# Set exercise
Write out the listing in full, matching it word for word.
==============================
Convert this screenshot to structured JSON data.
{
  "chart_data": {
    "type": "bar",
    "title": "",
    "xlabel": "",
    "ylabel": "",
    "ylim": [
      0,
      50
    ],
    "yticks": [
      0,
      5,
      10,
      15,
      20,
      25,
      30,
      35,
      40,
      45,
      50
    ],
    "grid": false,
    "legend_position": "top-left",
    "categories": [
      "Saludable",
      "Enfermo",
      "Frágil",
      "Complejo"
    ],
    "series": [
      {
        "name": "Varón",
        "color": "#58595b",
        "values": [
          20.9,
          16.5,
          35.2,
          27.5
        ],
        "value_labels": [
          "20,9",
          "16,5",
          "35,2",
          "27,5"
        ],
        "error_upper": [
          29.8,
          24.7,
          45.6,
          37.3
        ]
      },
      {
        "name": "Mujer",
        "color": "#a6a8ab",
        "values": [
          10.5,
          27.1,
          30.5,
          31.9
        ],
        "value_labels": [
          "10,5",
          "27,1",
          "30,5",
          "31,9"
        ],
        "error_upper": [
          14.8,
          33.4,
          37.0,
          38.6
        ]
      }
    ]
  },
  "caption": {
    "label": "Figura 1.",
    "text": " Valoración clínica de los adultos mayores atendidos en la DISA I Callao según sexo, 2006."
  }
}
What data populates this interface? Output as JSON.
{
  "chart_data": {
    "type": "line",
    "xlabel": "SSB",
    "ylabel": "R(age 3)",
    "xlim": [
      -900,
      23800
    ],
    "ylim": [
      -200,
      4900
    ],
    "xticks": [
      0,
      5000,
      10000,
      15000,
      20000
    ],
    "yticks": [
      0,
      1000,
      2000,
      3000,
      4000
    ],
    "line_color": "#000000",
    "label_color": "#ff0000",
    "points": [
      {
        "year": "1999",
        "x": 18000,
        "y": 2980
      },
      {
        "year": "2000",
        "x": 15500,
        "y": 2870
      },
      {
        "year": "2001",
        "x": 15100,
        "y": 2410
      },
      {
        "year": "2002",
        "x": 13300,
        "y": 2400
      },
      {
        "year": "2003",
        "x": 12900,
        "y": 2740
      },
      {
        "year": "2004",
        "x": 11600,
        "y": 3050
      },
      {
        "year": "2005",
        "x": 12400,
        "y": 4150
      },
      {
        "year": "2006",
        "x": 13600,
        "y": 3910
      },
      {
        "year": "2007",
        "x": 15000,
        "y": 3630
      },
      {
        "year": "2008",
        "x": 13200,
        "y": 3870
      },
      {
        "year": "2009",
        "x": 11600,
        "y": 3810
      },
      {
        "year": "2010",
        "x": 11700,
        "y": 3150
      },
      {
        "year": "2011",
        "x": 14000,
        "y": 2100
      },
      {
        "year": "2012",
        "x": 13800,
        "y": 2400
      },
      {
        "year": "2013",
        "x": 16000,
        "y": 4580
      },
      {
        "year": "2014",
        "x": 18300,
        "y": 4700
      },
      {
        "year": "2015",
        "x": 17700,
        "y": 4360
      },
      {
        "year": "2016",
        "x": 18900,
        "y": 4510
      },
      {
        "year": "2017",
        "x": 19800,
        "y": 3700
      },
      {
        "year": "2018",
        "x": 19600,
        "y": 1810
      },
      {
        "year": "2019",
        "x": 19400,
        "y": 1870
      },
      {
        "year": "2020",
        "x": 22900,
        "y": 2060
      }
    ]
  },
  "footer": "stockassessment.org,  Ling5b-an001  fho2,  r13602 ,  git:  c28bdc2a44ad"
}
==============================
# Exercise response
Convert this screenshot to structured JSON data.
{
  "chart_data": {
    "type": "bar",
    "title": "",
    "xlabel": "",
    "ylabel": "",
    "ylim": [
      0,
      50
    ],
    "yticks": [
      0,
      5,
      10,
      15,
      20,
      25,
      30,
      35,
      40,
      45,
      50
    ],
    "grid": false,
    "legend_position": "top-left",
    "categories": [
      "Saludable",
      "Enfermo",
      "Frágil",
      "Complejo"
    ],
    "series": [
      {
        "name": "Varón",
        "color": "#58595b",
        "values": [
          20.9,
          16.5,
          35.2,
          27.5
        ],
        "value_labels": [
          "20,9",
          "16,5",
          "35,2",
          "27,5"
        ],
        "error_upper": [
          29.8,
          24.7,
          45.6,
          37.3
        ]
      },
      {
        "name": "Mujer",
        "color": "#a6a8ab",
        "values": [
          10.5,
          27.1,
          30.5,
          31.9
        ],
        "value_labels": [
          "10,5",
          "27,1",
          "30,5",
          "31,9"
        ],
        "error_upper": [
          14.8,
          33.4,
          37.0,
          38.6
        ]
      }
    ]
  },
  "caption": {
    "label": "Figura 1.",
    "text": " Valoración clínica de los adultos mayores atendidos en la DISA I Callao según sexo, 2006."
  }
}
What data populates this interface? Output as JSON.
{
  "chart_data": {
    "type": "line",
    "xlabel": "SSB",
    "ylabel": "R(age 3)",
    "xlim": [
      -900,
      23800
    ],
    "ylim": [
      -200,
      4900
    ],
    "xticks": [
      0,
      5000,
      10000,
      15000,
      20000
    ],
    "yticks": [
      0,
      1000,
      2000,
      3000,
      4000
    ],
    "line_color": "#000000",
    "label_color": "#ff0000",
    "points": [
      {
        "year": "1999",
        "x": 18000,
        "y": 2980
      },
      {
        "year": "2000",
        "x": 15500,
        "y": 2870
      },
      {
        "year": "2001",
        "x": 15100,
        "y": 2410
      },
      {
        "year": "2002",
        "x": 13300,
        "y": 2400
      },
      {
        "year": "2003",
        "x": 12900,
        "y": 2740
      },
      {
        "year": "2004",
        "x": 11600,
        "y": 3050
      },
      {
        "year": "2005",
        "x": 12400,
        "y": 4150
      },
      {
        "year": "2006",
        "x": 13600,
        "y": 3910
      },
      {
        "year": "2007",
        "x": 15000,
        "y": 3630
      },
      {
        "year": "2008",
        "x": 13200,
        "y": 3870
      },
      {
        "year": "2009",
        "x": 11600,
        "y": 3810
      },
      {
        "year": "2010",
        "x": 11700,
        "y": 3150
      },
      {
        "year": "2011",
        "x": 14000,
        "y": 2100
      },
      {
        "year": "2012",
        "x": 13800,
        "y": 2400
      },
      {
        "year": "2013",
        "x": 16000,
        "y": 4580
      },
      {
        "year": "2014",
        "x": 18300,
        "y": 4700
      },
      {
        "year": "2015",
        "x": 17700,
        "y": 4360
      },
      {
        "year": "2016",
        "x": 18900,
        "y": 4510
      },
      {
        "year": "2017",
        "x": 19800,
        "y": 3700
      },
      {
        "year": "2018",
        "x": 19600,
        "y": 1810
      },
      {
        "year": "2019",
        "x": 19400,
        "y": 1870
      },
      {
        "year": "2020",
        "x": 22900,
        "y": 2060
      }
    ]
  },
  "footer": "stockassessment.org,  Ling5b-an001  fho2,  r13602 ,  git:  c28bdc2a44ad"
}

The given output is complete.